Seit dem 30.10. sind wir als Mitglieder des Schulelternbeirates, und viele zusätzlich als Klassenelternvertreter, genau wie die Schülervertreter, Lehrer und Mitglieder der Schulleitungen permanent damit beschäftigt, Regeln und Erläuterungen nachzulesen, uns diese selbst, dann anderen zu erklären, zu erläutern. Wir beruhigen, bitten um Geduld und versuchen, um Verständnis zu werben.
Die Vorbedingung, um Schulelternbeiratsmitglied zu werden, ist es, eigene Kinder auf der jeweiligen Schule zu haben. Das heißt, wir müssen das alles auch unseren eigenen Kindern erklären, mit diesen diskutieren, beruhigen, Masken besorgen usw.
Gegenüber anderen Eltern, die uns als Vertreter gewählt haben, müssen wir neben dem Erklären und Beruhigen auch „Rechenschaft ablegen“, müssen uns in Einzelfällen beschimpfen lassen – stellen uns aber auch vor die Schulleitung und die Lehrer unserer Schule.

• _Aufgabe 1_: Fasse den Text über die Arbeit im Schulelternbeirat in zwei Sätzen zusammen.
Der Text und die Liste haben nichts miteinander zu tun.

• _Einträge zu Layoutbereichen_:
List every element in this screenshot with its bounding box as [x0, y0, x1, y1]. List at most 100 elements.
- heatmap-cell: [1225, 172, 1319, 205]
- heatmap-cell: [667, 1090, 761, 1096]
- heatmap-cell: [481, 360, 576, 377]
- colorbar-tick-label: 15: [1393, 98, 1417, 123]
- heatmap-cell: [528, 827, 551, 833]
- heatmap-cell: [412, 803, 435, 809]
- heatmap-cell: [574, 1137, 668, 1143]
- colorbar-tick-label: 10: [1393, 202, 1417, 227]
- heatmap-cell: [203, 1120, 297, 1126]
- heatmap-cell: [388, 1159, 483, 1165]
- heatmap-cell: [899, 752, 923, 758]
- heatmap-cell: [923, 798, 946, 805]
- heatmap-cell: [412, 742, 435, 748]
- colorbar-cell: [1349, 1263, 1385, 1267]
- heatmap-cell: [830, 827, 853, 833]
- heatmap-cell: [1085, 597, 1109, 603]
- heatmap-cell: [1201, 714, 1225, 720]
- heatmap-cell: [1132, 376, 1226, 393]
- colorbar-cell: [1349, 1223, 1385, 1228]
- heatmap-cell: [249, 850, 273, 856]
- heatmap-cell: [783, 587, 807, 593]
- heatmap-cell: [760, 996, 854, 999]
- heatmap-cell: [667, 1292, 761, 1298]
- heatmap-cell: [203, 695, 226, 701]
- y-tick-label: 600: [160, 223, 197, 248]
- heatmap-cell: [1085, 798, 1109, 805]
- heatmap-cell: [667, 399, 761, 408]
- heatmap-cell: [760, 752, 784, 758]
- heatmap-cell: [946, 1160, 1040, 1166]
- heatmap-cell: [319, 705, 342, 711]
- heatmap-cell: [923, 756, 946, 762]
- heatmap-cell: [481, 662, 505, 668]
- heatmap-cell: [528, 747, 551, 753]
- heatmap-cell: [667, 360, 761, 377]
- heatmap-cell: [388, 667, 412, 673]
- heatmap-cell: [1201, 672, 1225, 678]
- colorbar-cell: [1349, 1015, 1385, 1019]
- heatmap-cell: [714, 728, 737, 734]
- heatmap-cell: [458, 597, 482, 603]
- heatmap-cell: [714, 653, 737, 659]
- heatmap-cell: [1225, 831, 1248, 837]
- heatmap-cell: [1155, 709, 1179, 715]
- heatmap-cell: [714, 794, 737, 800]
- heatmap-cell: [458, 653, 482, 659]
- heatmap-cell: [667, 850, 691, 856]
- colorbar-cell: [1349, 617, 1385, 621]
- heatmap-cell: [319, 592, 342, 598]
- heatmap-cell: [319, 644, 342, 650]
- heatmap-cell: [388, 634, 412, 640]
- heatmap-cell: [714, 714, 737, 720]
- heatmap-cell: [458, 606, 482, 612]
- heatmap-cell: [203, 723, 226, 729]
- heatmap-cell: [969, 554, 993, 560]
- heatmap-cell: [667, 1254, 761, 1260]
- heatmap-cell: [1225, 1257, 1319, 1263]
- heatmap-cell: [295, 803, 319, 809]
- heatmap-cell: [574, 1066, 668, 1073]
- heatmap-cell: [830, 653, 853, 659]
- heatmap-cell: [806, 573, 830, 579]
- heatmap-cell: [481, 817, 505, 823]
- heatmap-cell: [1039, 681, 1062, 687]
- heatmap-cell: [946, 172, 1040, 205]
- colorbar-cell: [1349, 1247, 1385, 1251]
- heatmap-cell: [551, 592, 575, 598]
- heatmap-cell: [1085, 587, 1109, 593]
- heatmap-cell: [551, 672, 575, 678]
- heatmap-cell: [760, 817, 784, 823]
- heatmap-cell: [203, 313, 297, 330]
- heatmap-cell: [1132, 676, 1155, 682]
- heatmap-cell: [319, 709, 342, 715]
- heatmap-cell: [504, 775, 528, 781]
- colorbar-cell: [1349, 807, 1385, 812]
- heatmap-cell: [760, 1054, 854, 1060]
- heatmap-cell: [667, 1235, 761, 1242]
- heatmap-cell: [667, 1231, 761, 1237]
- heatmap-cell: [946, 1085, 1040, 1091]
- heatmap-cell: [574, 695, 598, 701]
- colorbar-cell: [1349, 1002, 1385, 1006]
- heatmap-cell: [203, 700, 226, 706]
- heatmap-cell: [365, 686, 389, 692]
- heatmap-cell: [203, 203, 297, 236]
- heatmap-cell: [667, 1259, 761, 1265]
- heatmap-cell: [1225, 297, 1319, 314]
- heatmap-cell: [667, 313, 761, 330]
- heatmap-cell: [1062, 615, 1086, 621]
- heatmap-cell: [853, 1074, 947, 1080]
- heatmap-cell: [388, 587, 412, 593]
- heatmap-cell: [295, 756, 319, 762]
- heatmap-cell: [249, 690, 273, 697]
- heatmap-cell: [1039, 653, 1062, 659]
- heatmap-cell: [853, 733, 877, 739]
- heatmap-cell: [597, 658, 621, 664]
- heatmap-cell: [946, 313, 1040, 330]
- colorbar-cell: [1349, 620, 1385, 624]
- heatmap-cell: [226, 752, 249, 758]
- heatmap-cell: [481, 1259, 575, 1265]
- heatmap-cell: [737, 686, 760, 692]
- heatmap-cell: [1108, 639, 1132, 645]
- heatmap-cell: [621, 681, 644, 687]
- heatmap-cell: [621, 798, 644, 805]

• _Aufgabe 2_: Schreibe die Zeilen der Liste vom Anfang bis einschließlich der Zeile mit "- heatmap-cell: [528, 827, 551, 833]" unverändert ab.

• _Lösung 1_: Seit dem 30.10. sind die Mitglieder des Schulelternbeirates, viele auch als Klassenelternvertreter, ständig damit beschäftigt, Regeln nachzulesen, sie anderen zu erklären, zu beruhigen und um Verständnis zu werben. Das gilt auch gegenüber den eigenen Kindern, die sie an der Schule haben müssen, und gegenüber den Eltern, die sie gewählt haben: Vor ihnen müssen sie Rechenschaft ablegen und sich teils beschimpfen lassen, stellen sich aber auch vor Schulleitung und Lehrer.

• _Lösung 2_:
List every element in this screenshot with its bounding box as [x0, y0, x1, y1]. List at most 100 elements.
- heatmap-cell: [1225, 172, 1319, 205]
- heatmap-cell: [667, 1090, 761, 1096]
- heatmap-cell: [481, 360, 576, 377]
- colorbar-tick-label: 15: [1393, 98, 1417, 123]
- heatmap-cell: [528, 827, 551, 833]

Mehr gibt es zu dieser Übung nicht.